EXTRACTED ENTRIES:
◇ ◇ ◇ ◇ ◇ ◇ ◇

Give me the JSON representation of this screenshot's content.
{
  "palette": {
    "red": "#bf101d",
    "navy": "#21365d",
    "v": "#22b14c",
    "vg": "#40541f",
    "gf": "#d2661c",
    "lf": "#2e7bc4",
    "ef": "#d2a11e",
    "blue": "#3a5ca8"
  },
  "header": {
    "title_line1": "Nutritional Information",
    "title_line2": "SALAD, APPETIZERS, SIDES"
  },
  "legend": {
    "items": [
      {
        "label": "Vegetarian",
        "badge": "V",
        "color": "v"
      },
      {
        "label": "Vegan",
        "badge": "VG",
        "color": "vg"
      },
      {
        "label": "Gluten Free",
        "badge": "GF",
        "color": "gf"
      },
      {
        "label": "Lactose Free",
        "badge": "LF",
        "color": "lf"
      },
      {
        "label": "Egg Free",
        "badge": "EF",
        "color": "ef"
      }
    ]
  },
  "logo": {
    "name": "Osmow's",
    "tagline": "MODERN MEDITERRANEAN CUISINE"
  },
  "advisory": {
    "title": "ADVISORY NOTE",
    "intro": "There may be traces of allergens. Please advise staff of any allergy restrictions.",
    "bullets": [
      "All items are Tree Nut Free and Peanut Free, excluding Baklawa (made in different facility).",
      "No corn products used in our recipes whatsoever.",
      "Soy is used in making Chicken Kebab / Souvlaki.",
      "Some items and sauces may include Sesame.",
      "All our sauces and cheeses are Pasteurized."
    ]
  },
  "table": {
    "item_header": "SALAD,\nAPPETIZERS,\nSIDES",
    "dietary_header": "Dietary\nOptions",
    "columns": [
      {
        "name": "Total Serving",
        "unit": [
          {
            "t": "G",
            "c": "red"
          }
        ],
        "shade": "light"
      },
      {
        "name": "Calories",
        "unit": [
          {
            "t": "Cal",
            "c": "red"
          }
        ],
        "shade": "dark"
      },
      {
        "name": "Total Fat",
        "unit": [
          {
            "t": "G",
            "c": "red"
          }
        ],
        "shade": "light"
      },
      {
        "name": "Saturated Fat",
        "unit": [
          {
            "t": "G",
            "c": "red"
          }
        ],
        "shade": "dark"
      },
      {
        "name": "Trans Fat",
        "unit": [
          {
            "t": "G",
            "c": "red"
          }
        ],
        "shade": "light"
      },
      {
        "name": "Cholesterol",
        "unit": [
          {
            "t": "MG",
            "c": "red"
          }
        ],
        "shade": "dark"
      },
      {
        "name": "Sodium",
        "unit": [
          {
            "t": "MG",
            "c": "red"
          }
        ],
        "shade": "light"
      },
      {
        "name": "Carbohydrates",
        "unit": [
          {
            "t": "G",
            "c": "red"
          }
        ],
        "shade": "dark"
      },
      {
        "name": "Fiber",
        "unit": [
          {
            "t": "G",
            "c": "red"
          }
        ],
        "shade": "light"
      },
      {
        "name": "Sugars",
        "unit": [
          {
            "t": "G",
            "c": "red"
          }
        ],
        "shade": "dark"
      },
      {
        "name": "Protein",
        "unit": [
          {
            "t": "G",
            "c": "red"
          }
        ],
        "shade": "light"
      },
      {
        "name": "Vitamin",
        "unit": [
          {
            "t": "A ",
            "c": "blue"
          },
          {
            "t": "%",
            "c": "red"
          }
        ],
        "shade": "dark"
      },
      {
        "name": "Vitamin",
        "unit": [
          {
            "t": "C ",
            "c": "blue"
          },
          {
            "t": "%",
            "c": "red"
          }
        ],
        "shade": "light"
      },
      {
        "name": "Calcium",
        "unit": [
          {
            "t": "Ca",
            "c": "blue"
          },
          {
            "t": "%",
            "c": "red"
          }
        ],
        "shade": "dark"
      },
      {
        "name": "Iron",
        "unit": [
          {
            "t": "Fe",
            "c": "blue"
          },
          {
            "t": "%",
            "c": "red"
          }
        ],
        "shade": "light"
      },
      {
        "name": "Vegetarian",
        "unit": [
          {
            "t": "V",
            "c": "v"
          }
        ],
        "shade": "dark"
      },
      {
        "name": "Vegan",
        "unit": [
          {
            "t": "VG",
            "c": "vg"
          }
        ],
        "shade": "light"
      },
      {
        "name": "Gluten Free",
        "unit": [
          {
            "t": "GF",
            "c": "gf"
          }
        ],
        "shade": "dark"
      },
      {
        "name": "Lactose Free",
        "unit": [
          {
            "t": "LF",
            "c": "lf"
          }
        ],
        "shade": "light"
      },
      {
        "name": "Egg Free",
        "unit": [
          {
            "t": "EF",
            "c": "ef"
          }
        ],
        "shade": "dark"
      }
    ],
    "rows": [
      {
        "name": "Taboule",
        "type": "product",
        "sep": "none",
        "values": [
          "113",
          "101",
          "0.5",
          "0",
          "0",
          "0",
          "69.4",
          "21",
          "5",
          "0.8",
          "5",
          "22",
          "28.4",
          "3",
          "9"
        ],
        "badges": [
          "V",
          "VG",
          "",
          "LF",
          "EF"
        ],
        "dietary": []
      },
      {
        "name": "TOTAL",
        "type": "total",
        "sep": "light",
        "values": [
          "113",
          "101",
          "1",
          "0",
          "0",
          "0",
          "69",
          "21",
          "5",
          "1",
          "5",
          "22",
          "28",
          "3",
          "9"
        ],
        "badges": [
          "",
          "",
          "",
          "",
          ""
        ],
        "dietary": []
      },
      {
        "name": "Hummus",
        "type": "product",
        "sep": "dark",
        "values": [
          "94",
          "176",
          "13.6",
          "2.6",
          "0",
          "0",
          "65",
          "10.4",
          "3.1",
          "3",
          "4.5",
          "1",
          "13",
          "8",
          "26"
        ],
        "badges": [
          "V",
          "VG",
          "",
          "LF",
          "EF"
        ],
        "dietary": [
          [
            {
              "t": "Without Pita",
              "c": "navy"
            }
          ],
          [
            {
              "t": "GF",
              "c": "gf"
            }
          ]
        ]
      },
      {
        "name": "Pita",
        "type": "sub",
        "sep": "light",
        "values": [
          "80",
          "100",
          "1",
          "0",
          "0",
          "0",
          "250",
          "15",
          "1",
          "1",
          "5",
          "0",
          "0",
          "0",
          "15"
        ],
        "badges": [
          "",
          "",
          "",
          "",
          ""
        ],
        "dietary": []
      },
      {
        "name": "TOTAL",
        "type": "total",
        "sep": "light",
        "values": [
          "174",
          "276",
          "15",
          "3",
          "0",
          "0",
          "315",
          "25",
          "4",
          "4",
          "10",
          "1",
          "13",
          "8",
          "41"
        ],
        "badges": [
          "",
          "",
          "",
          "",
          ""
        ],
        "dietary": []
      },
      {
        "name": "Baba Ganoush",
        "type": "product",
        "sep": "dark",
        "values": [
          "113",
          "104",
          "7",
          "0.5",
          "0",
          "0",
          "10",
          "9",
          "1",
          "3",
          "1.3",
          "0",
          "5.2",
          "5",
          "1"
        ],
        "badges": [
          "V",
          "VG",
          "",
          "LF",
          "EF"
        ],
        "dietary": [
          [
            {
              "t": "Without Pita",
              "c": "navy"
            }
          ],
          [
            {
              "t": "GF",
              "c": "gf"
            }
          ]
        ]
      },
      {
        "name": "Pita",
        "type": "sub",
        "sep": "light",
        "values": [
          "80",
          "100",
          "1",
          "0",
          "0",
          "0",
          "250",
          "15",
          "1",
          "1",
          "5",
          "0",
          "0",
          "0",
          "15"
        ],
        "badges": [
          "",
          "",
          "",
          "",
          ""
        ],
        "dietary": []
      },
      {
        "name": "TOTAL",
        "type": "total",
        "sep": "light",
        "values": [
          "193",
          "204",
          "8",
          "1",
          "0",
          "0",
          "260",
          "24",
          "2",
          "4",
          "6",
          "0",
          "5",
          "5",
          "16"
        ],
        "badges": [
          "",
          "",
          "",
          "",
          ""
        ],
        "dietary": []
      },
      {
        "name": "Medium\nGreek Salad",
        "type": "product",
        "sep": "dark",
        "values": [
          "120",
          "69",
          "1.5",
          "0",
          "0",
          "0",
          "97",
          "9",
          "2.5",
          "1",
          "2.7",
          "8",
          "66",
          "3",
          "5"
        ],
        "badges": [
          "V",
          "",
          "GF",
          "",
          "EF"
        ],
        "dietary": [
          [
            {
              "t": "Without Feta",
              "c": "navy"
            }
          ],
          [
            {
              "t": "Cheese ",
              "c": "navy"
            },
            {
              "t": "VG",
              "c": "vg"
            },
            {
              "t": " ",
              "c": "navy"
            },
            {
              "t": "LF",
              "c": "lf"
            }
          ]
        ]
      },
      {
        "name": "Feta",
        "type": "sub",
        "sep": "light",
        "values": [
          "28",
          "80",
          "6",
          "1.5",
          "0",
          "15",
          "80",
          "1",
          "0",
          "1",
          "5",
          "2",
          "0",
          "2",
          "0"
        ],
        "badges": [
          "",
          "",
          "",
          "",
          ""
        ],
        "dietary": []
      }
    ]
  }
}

◇ ◇ ◇ ◇ ◇ ◇ ◇

REQUIRED ACTION: Using the entries above, return each line in which the word "items" occurs.

TASK OUTPUT:
    "items": [
      "All items are Tree Nut Free and Peanut Free, excluding Baklawa (made in different facility).",
      "Some items and sauces may include Sesame.",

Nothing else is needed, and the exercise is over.